[Set exercise]
Go through the listing beneath this task and return every line that carries the string "ferrari".

━━━━━━━━━━━━━━━━━━━━━━━━━━━━━━

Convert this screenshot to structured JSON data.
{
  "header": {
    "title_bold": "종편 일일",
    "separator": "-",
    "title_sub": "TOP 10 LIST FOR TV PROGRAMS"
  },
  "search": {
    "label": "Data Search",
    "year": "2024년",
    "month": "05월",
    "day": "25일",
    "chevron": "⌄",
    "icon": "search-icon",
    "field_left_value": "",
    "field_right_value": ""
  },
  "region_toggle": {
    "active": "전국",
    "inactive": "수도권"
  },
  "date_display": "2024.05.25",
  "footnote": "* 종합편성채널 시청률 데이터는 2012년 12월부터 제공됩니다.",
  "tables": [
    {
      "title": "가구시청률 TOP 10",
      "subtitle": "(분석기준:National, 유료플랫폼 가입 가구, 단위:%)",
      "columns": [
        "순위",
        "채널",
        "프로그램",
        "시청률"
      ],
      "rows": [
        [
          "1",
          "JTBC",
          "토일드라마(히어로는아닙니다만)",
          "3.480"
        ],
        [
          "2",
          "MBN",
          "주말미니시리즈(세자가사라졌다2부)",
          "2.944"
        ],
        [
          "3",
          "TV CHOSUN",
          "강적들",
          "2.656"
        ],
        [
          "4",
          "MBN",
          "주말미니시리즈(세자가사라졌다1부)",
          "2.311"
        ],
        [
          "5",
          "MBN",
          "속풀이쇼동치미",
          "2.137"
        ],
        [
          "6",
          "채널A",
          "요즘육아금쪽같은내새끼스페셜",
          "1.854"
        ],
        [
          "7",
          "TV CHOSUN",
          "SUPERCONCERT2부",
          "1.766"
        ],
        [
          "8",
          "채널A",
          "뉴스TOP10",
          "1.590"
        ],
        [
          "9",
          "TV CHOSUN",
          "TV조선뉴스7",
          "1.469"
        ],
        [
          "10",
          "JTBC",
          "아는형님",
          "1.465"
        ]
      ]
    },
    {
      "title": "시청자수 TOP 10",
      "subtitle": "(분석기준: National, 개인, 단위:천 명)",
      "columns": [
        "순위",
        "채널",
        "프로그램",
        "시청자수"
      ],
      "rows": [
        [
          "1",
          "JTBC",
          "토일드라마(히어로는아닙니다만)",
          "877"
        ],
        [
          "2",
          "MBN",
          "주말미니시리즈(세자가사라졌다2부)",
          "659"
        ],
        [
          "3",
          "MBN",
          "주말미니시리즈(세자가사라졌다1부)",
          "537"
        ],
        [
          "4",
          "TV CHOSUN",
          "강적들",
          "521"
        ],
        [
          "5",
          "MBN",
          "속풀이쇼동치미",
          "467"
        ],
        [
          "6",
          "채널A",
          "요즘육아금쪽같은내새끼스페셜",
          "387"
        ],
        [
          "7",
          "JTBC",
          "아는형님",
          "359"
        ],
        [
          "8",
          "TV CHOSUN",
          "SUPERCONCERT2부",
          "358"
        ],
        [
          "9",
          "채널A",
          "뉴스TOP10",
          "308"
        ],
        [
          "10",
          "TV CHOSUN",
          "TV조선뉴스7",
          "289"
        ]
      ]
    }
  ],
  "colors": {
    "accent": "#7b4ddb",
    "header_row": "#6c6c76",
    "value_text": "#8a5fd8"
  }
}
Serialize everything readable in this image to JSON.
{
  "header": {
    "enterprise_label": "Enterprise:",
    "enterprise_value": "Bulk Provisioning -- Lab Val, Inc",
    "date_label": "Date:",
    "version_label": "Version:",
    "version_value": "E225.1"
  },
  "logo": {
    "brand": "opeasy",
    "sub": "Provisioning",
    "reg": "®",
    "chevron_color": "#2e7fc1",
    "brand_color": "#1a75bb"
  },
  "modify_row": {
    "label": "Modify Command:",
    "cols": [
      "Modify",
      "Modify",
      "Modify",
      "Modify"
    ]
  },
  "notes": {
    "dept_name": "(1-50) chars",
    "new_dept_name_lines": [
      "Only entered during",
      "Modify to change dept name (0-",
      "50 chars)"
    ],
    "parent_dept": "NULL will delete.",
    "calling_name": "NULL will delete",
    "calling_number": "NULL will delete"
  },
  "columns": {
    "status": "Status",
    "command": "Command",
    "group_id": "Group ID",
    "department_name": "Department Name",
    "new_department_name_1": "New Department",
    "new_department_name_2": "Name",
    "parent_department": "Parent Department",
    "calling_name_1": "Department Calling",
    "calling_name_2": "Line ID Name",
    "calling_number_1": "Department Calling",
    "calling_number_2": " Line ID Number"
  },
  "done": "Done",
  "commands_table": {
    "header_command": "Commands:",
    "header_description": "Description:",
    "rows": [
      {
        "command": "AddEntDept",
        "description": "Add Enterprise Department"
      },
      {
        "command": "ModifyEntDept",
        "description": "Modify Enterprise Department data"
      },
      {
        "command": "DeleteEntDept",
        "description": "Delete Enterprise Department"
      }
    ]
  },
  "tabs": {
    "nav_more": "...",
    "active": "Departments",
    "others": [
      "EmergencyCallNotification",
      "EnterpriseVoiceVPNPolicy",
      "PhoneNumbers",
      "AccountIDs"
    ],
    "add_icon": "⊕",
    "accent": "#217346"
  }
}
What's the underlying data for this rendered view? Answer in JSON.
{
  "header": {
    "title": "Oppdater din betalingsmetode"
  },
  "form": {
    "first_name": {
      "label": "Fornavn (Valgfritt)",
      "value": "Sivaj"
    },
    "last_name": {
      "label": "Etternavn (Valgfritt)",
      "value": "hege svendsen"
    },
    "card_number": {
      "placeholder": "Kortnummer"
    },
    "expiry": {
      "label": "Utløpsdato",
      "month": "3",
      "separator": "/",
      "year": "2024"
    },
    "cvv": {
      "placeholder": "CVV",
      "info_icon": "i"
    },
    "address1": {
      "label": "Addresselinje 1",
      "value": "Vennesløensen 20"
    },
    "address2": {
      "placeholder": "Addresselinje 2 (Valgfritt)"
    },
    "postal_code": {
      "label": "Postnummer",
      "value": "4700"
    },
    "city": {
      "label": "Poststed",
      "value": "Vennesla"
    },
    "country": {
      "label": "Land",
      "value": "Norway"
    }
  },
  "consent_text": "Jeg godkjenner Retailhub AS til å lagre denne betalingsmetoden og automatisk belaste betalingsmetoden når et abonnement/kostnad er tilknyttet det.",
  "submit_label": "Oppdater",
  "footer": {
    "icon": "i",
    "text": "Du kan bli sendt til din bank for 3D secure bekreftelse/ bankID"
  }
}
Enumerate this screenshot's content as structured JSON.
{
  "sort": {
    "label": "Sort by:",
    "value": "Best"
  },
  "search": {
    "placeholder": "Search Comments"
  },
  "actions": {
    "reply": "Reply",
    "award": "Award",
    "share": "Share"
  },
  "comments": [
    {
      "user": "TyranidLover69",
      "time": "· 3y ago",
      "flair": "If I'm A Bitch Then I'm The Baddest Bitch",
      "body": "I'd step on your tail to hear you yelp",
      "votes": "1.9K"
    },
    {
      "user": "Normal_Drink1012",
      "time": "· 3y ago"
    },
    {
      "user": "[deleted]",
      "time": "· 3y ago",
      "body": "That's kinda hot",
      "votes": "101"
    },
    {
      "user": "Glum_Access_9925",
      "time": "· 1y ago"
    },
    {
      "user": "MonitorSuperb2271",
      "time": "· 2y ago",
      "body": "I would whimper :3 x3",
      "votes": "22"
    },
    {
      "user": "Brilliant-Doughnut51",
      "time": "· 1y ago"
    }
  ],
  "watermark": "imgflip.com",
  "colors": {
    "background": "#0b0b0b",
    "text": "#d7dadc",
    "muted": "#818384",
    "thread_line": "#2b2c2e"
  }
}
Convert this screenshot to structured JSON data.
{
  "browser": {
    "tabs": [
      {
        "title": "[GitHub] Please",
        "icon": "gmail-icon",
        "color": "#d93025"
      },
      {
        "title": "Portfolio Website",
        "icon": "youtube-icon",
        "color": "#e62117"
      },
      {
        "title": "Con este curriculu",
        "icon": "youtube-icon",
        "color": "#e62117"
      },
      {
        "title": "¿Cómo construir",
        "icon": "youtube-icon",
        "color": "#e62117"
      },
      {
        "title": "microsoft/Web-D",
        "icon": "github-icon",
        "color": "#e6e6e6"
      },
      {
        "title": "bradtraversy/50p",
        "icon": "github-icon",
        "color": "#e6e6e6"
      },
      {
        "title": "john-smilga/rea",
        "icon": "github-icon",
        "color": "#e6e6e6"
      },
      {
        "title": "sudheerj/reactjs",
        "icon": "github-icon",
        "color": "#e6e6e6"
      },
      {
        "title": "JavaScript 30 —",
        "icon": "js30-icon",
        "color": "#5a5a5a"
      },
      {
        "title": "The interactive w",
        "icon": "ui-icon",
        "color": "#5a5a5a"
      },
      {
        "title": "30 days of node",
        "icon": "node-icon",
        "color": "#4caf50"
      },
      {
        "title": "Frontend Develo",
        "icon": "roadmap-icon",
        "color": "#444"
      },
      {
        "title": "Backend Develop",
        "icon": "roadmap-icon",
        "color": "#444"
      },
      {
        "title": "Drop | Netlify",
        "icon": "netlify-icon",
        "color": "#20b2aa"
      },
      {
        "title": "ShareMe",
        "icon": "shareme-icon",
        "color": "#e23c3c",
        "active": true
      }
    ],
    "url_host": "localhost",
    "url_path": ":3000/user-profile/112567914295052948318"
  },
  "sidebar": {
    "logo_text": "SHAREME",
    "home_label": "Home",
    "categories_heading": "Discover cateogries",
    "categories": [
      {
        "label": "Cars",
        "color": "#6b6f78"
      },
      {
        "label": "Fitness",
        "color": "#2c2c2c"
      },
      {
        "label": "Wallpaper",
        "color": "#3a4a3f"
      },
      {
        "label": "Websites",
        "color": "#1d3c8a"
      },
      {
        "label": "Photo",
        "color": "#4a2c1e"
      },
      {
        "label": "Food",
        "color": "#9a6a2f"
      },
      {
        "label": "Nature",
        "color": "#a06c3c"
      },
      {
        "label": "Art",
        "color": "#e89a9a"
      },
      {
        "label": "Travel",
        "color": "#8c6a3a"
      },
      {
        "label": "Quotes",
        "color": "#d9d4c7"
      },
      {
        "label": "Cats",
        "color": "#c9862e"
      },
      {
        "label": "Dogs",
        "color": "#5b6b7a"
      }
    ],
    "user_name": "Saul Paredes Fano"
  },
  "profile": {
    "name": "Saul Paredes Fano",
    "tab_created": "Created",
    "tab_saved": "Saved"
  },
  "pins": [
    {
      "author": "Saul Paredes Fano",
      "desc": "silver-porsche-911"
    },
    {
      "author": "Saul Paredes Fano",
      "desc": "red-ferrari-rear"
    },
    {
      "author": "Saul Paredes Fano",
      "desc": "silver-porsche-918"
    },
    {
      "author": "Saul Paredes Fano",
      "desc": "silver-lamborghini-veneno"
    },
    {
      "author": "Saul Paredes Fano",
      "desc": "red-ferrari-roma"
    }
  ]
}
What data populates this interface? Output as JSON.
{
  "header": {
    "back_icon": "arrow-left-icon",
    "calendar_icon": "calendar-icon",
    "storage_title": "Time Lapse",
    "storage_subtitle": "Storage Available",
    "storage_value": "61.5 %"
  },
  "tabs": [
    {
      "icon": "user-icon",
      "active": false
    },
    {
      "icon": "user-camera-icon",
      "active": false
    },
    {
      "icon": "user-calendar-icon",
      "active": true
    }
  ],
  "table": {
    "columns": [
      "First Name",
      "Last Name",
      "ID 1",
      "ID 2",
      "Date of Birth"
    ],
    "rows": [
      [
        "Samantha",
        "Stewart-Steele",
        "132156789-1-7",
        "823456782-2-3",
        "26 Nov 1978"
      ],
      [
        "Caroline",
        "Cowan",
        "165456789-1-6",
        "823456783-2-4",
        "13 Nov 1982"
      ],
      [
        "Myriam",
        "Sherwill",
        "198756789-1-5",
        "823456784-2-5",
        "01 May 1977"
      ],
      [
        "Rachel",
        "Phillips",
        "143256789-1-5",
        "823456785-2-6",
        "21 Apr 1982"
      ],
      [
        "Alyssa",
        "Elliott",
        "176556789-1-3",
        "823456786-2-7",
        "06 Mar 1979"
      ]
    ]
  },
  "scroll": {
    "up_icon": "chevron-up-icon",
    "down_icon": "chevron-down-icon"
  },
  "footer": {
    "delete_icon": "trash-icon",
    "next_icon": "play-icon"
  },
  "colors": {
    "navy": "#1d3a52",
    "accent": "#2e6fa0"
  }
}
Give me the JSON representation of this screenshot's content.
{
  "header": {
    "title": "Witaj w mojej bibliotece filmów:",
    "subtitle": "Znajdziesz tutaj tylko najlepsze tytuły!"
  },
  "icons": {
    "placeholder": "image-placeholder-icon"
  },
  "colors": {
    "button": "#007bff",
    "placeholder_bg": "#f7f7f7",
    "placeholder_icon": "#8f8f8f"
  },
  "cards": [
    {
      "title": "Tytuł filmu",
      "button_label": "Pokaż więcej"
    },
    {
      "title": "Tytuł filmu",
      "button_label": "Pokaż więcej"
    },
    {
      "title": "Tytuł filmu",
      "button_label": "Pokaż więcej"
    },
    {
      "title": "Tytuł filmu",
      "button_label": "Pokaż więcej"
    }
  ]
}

━━━━━━━━━━━━━━━━━━━━━━━━━━━━━━

[In response]
      "desc": "red-ferrari-rear"
      "desc": "red-ferrari-roma"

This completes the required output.